From the records below, pull each line that has "ylabel".
--- Given data ---
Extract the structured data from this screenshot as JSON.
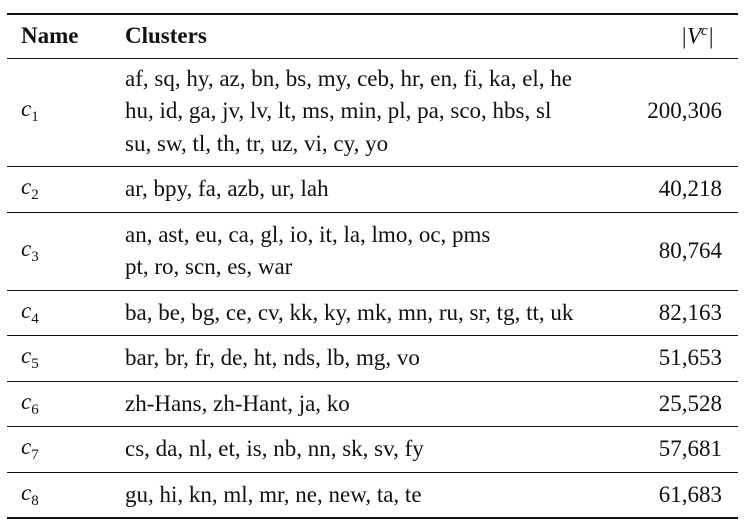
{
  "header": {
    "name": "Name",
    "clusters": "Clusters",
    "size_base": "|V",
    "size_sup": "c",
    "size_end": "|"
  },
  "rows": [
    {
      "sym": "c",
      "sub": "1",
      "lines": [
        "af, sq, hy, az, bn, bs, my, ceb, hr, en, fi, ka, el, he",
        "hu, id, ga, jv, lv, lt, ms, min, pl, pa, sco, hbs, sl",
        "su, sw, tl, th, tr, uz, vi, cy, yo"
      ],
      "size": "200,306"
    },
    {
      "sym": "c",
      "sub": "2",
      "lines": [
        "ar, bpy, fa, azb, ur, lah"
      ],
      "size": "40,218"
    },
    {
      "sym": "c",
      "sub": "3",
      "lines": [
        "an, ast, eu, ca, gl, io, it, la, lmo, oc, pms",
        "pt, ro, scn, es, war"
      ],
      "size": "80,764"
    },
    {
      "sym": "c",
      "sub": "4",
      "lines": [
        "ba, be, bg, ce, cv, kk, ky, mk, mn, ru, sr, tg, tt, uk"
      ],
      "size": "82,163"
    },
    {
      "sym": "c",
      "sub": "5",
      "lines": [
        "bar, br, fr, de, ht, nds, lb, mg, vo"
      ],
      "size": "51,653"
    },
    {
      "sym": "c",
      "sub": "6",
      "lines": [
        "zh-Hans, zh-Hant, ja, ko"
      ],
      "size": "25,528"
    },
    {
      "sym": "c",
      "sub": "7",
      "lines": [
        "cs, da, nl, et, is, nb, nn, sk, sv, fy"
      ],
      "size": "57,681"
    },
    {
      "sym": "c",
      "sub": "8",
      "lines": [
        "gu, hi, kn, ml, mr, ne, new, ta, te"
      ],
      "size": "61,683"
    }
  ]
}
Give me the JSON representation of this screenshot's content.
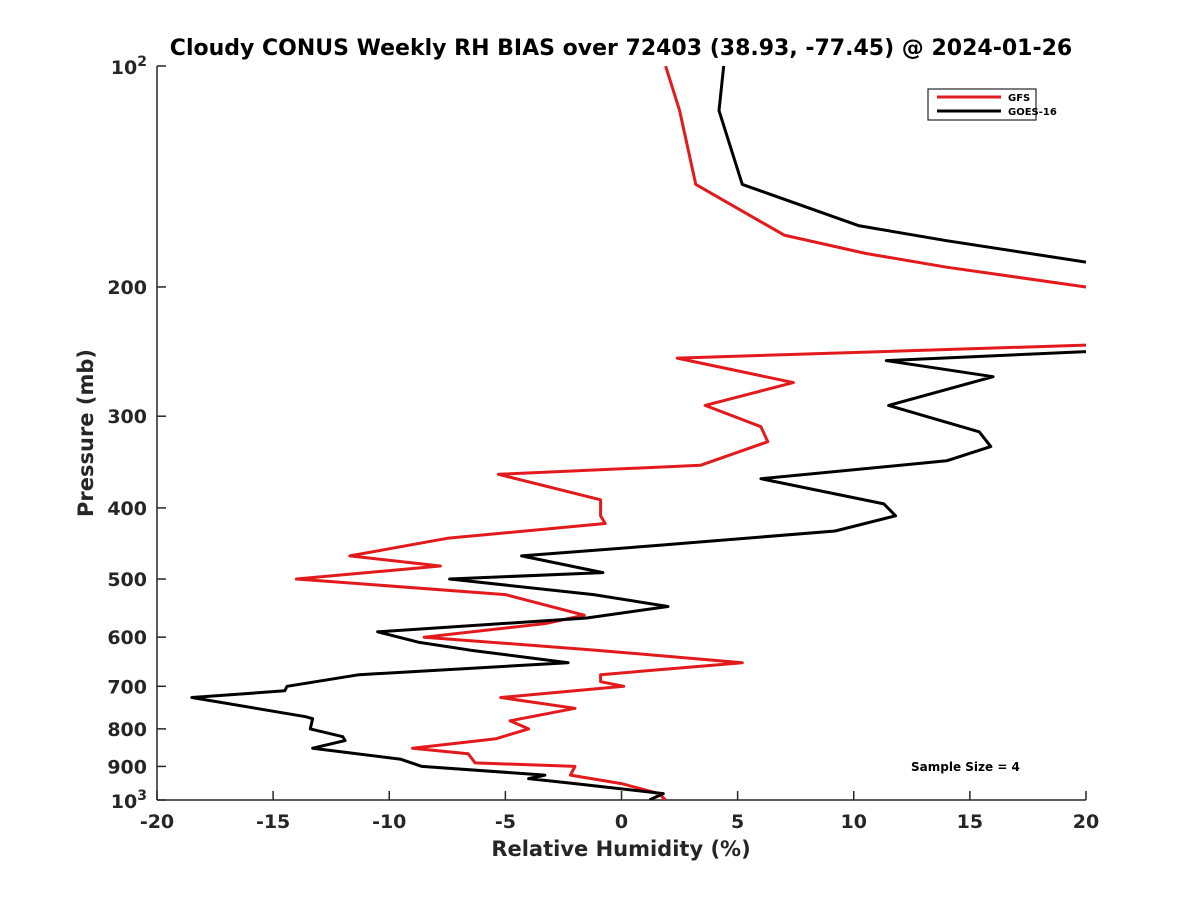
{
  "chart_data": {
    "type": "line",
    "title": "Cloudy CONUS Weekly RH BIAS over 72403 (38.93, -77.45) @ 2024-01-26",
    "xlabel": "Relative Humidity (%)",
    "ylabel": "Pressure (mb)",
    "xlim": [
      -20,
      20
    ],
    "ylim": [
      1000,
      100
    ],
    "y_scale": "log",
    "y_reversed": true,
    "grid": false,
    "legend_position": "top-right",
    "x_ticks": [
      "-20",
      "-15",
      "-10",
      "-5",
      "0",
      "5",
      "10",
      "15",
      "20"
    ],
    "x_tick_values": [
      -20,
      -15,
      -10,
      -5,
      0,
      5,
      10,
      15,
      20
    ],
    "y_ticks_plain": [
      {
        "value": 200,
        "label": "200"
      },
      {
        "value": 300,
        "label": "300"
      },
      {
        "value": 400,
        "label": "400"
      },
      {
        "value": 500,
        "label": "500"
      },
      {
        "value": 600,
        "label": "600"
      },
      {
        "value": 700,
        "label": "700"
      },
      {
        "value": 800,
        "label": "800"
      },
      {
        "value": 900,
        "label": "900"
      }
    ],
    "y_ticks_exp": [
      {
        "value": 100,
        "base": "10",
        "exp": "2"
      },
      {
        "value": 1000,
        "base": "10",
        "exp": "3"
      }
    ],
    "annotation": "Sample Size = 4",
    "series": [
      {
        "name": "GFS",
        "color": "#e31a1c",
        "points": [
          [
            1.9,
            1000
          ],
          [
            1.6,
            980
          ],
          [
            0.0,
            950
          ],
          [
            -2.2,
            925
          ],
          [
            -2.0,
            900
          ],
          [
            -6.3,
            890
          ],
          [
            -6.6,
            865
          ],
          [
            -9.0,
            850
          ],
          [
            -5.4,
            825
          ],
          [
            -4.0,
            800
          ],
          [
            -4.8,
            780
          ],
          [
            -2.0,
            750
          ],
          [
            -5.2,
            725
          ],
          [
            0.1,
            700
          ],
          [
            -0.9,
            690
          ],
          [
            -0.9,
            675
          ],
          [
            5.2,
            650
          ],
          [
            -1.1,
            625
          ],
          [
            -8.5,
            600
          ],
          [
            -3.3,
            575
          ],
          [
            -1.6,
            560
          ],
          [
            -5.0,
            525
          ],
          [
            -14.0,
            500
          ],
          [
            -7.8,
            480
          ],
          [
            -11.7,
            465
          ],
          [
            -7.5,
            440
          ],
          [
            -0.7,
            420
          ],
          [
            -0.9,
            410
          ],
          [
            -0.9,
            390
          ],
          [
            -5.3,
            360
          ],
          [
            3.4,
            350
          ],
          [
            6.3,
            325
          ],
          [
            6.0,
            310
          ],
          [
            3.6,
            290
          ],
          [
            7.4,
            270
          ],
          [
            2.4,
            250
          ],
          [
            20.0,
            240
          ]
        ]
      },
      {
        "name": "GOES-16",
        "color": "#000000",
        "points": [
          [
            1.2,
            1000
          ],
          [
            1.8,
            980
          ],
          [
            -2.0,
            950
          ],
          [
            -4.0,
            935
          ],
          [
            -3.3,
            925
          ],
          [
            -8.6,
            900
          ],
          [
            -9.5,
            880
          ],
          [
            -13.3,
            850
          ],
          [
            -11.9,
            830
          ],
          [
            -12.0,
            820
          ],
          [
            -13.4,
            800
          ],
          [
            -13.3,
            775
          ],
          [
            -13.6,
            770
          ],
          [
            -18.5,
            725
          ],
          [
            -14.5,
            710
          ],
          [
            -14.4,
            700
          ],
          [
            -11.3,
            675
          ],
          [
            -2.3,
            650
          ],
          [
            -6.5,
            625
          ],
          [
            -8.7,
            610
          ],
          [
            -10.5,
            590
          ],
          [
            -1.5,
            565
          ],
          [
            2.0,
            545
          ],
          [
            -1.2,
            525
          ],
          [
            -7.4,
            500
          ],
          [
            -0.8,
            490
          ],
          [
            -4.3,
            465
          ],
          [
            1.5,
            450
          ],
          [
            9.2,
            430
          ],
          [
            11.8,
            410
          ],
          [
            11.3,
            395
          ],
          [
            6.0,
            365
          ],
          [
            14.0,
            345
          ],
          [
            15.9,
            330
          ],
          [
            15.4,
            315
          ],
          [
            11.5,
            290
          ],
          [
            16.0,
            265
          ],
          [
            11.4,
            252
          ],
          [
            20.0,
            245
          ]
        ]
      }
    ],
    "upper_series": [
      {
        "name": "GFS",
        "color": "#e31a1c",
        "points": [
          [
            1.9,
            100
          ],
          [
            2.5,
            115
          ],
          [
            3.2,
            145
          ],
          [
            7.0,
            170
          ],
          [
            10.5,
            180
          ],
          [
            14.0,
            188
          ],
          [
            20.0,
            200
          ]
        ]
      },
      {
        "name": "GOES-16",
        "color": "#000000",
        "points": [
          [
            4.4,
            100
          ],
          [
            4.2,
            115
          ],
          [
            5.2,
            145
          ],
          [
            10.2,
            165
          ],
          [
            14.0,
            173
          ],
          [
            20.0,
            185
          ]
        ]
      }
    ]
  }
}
---
--- Given data ---
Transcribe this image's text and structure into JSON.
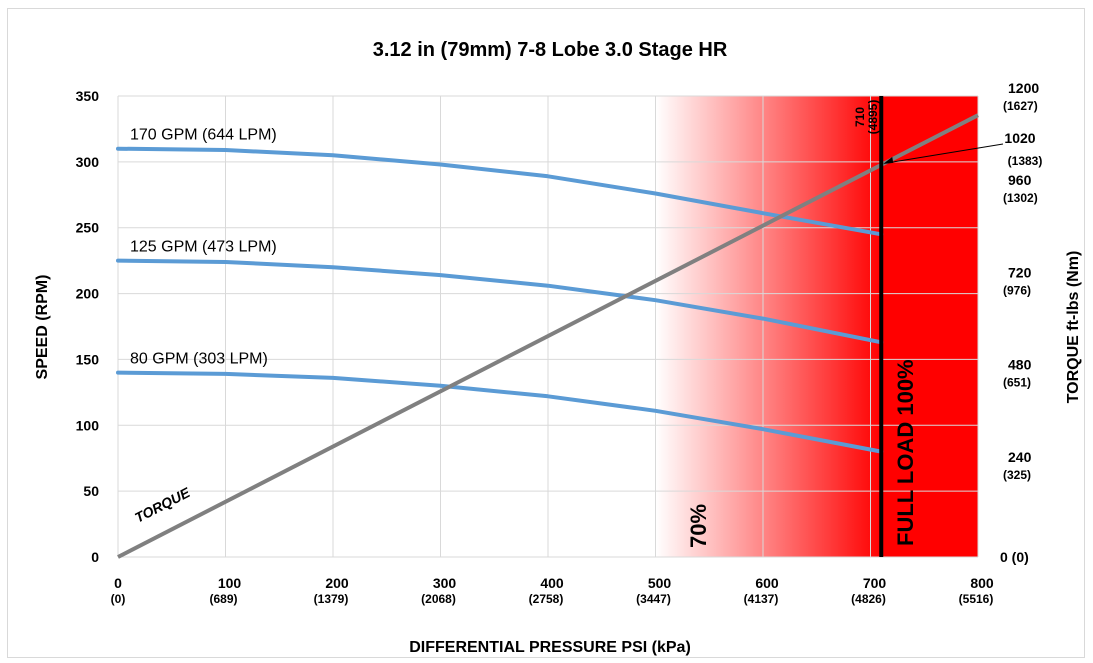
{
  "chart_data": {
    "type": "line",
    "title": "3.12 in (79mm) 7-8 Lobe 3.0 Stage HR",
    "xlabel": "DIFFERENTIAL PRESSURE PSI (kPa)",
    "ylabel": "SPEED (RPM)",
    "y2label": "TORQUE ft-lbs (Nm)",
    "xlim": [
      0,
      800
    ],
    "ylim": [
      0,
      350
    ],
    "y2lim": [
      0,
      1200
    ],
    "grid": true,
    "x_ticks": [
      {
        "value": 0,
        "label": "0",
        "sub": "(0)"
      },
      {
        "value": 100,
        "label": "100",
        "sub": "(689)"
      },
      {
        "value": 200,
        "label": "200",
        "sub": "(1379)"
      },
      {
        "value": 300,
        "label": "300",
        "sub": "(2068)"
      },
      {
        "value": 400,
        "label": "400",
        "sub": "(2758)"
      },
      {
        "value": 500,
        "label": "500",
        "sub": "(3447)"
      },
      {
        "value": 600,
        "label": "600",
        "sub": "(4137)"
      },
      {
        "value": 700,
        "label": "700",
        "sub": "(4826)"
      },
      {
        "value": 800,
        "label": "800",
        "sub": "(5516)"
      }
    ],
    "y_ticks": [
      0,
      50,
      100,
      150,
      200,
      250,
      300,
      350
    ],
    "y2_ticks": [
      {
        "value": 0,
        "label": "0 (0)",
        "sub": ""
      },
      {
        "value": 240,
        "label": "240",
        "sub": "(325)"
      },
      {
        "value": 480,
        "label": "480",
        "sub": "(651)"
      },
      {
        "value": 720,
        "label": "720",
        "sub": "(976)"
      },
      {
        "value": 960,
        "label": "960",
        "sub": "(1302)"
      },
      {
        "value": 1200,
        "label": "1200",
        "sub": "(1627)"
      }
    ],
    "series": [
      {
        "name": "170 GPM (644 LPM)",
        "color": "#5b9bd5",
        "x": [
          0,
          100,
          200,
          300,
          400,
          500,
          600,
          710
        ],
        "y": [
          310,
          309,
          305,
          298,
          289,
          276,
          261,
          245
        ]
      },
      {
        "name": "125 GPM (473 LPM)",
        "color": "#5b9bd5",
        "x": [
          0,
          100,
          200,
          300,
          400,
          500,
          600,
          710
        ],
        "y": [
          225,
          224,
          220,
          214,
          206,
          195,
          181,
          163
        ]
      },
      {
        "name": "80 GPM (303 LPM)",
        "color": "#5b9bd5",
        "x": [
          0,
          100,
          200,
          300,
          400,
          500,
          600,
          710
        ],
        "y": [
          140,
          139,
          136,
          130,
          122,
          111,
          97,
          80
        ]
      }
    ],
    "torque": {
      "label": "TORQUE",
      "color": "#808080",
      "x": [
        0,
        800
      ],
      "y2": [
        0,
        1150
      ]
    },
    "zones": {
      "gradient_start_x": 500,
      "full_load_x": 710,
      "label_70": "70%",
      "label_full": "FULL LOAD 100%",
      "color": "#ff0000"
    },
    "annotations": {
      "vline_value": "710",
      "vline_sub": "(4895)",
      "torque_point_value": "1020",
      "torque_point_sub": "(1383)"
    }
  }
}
---
--- Given data ---
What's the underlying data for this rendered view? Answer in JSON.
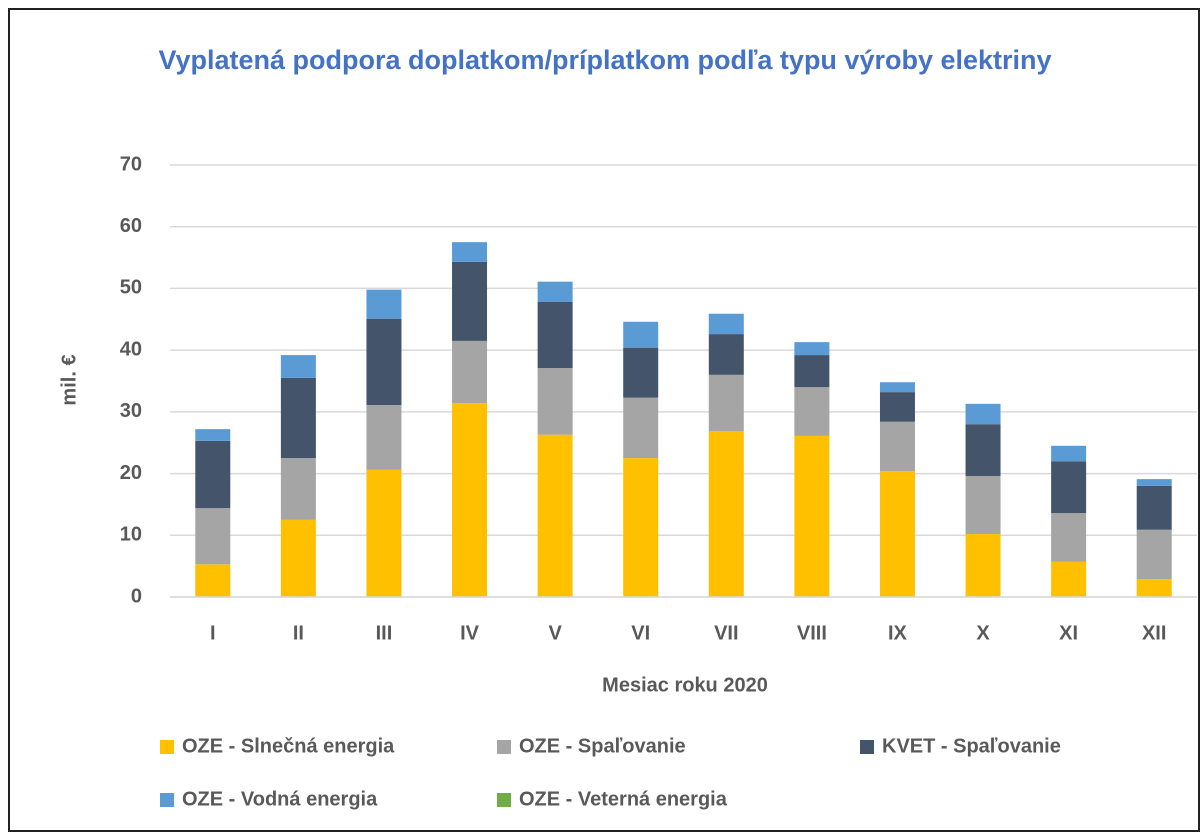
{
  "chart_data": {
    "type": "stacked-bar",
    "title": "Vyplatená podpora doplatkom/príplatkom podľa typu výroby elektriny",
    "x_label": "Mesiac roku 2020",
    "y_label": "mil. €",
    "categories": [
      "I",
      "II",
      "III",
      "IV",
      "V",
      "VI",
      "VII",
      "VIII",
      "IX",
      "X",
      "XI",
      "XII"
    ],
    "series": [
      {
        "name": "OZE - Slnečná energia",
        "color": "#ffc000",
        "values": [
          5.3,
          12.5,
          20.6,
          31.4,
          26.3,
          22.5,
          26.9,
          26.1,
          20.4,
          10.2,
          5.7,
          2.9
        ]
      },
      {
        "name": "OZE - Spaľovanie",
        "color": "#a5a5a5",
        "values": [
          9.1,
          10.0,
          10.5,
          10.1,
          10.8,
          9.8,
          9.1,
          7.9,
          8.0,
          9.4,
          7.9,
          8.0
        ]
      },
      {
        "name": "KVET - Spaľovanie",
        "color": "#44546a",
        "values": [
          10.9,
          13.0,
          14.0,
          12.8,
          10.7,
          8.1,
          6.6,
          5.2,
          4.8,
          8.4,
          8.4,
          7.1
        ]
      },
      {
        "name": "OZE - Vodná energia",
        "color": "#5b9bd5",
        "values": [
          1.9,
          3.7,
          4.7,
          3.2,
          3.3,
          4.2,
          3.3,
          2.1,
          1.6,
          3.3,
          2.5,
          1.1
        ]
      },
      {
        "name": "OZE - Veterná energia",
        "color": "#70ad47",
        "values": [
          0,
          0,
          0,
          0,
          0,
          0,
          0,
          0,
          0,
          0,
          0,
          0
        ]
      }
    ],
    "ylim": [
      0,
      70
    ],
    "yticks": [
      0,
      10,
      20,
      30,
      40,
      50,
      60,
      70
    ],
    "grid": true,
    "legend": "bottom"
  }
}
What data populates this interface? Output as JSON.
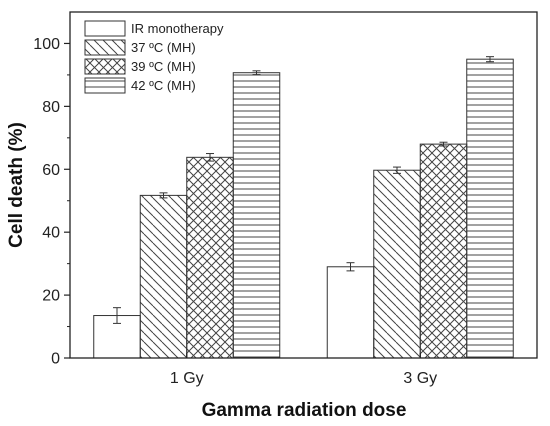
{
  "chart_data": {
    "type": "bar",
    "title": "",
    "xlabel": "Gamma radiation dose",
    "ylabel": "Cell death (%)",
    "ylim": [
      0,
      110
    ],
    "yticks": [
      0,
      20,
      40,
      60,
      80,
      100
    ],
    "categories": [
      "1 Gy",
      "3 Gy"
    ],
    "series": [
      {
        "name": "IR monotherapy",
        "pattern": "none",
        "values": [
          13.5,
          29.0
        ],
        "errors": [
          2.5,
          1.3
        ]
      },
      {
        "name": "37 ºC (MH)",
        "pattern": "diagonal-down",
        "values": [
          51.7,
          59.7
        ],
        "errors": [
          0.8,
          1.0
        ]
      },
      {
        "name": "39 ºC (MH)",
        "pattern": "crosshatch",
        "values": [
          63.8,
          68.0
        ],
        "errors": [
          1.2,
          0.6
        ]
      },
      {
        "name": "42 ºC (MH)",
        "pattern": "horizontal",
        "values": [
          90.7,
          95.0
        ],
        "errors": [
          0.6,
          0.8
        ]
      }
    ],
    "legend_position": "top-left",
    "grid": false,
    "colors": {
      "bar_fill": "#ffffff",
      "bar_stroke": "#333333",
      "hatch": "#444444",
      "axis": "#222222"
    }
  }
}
---
▶ **Output**
    "ylabel": "Pressure (mb)",
    "ylabel": "SPEED (RPM)",
    "ylabel": "Cell death (%)",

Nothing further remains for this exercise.